[What is being asked]:
Copy every line of the items below character for character, leaving out the pictures.

[Records supplied]:

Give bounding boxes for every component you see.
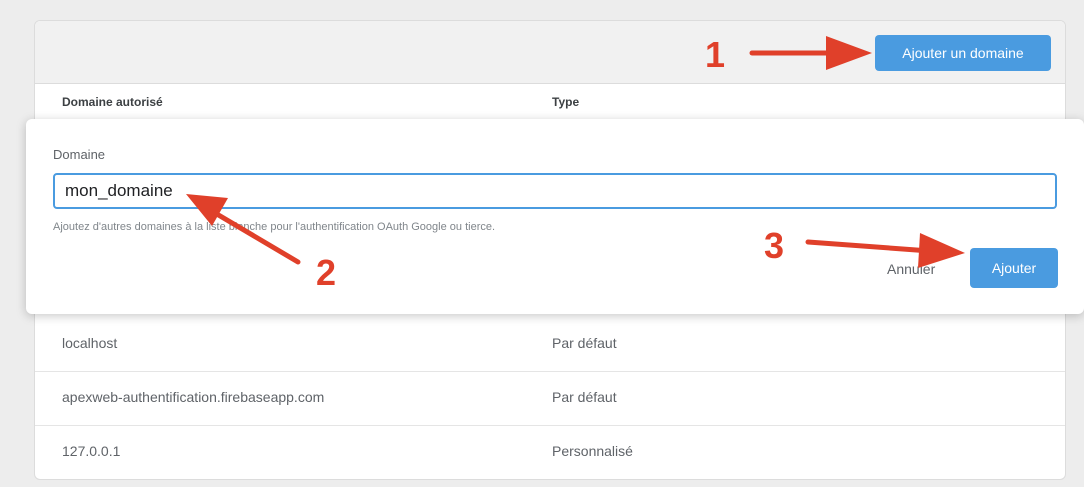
type-cell: Par défaut [552,335,617,351]
table-row[interactable]: apexweb-authentification.firebaseapp.com… [35,371,1065,426]
table-row[interactable]: 127.0.0.1 Personnalisé [35,425,1065,479]
card-header: Ajouter un domaine [35,21,1065,84]
add-button[interactable]: Ajouter [970,248,1058,288]
column-header-type: Type [552,95,580,109]
domain-helper-text: Ajoutez d'autres domaines à la liste bla… [53,221,496,233]
domain-cell: apexweb-authentification.firebaseapp.com [62,389,325,405]
domain-input[interactable] [53,173,1057,209]
cancel-button[interactable]: Annuler [881,251,941,287]
domain-cell: localhost [62,335,118,351]
type-cell: Par défaut [552,389,617,405]
domain-cell: 127.0.0.1 [62,443,121,459]
domain-field-label: Domaine [53,147,106,162]
table-row[interactable]: localhost Par défaut [35,317,1065,372]
column-header-domain: Domaine autorisé [62,95,163,109]
add-domain-button[interactable]: Ajouter un domaine [875,35,1051,71]
type-cell: Personnalisé [552,443,633,459]
add-domain-dialog: Domaine Ajoutez d'autres domaines à la l… [26,119,1084,314]
table-header: Domaine autorisé Type [35,84,1065,120]
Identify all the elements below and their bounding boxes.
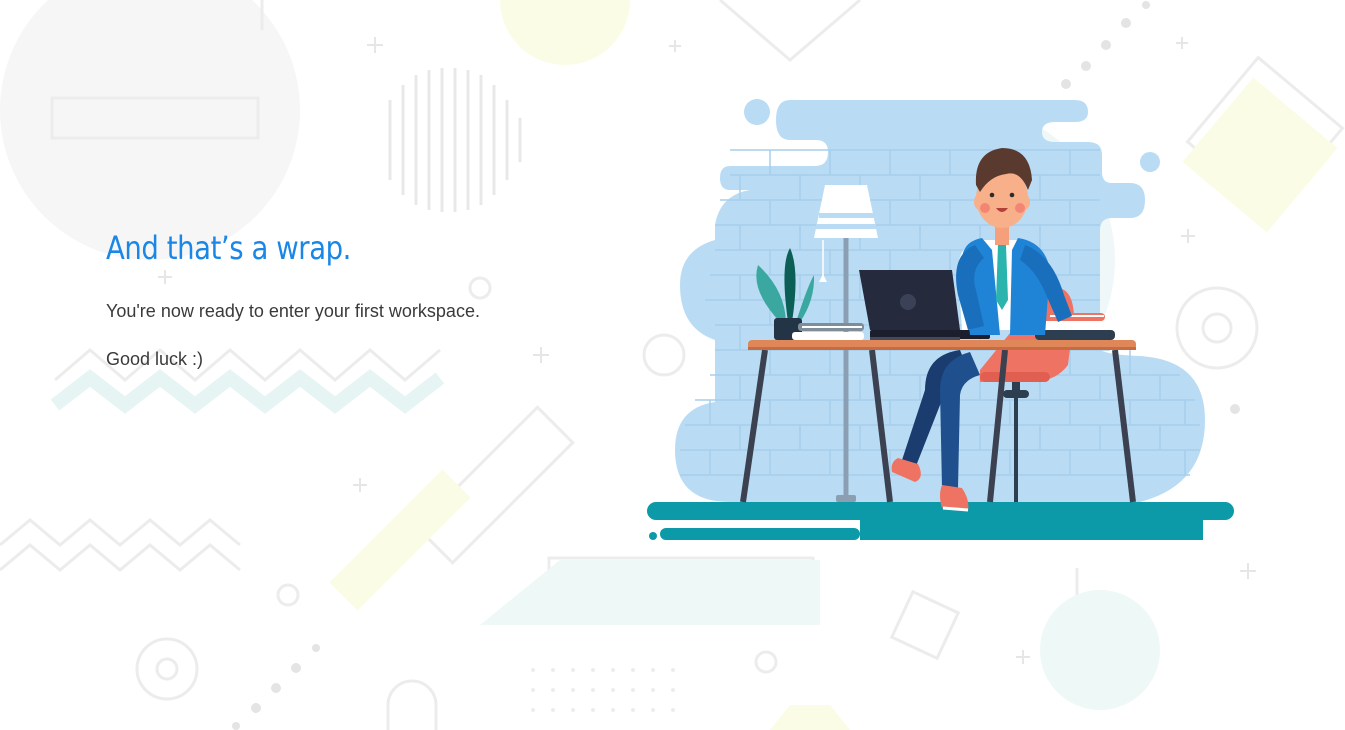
books-right: [1035, 313, 1115, 340]
completion-message: And that’s a wrap. You're now ready to e…: [106, 226, 576, 372]
page-title: And that’s a wrap.: [106, 229, 351, 267]
person-at-desk-illustration: [647, 99, 1234, 540]
completion-screen: And that’s a wrap. You're now ready to e…: [0, 0, 1345, 730]
subtitle-text: You're now ready to enter your first wor…: [106, 301, 480, 321]
farewell-text: Good luck :): [106, 349, 204, 369]
floor: [647, 502, 1234, 540]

[Written answer]:
Give bounding boxes for every component you see.
type-cell: Par défaut [552,335,617,351]
table-row[interactable]: apexweb-authentification.firebaseapp.com… [35,371,1065,426]
table-row[interactable]: 127.0.0.1 Personnalisé [35,425,1065,479]
card-header: Ajouter un domaine [35,21,1065,84]
add-button[interactable]: Ajouter [970,248,1058,288]
column-header-type: Type [552,95,580,109]
domain-helper-text: Ajoutez d'autres domaines à la liste bla… [53,221,496,233]
domain-cell: apexweb-authentification.firebaseapp.com [62,389,325,405]
domain-input[interactable] [53,173,1057,209]
cancel-button[interactable]: Annuler [881,251,941,287]
domain-cell: localhost [62,335,118,351]
type-cell: Par défaut [552,389,617,405]
domain-cell: 127.0.0.1 [62,443,121,459]
domain-field-label: Domaine [53,147,106,162]
table-row[interactable]: localhost Par défaut [35,317,1065,372]
column-header-domain: Domaine autorisé [62,95,163,109]
add-domain-button[interactable]: Ajouter un domaine [875,35,1051,71]
type-cell: Personnalisé [552,443,633,459]
add-domain-dialog: Domaine Ajoutez d'autres domaines à la l… [26,119,1084,314]
table-header: Domaine autorisé Type [35,84,1065,120]
Identify all the elements below and their bounding boxes.
books-right: [1035, 313, 1115, 340]
completion-message: And that’s a wrap. You're now ready to e…: [106, 226, 576, 372]
page-title: And that’s a wrap.: [106, 229, 351, 267]
person-at-desk-illustration: [647, 99, 1234, 540]
completion-screen: And that’s a wrap. You're now ready to e…: [0, 0, 1345, 730]
subtitle-text: You're now ready to enter your first wor…: [106, 301, 480, 321]
farewell-text: Good luck :): [106, 349, 204, 369]
floor: [647, 502, 1234, 540]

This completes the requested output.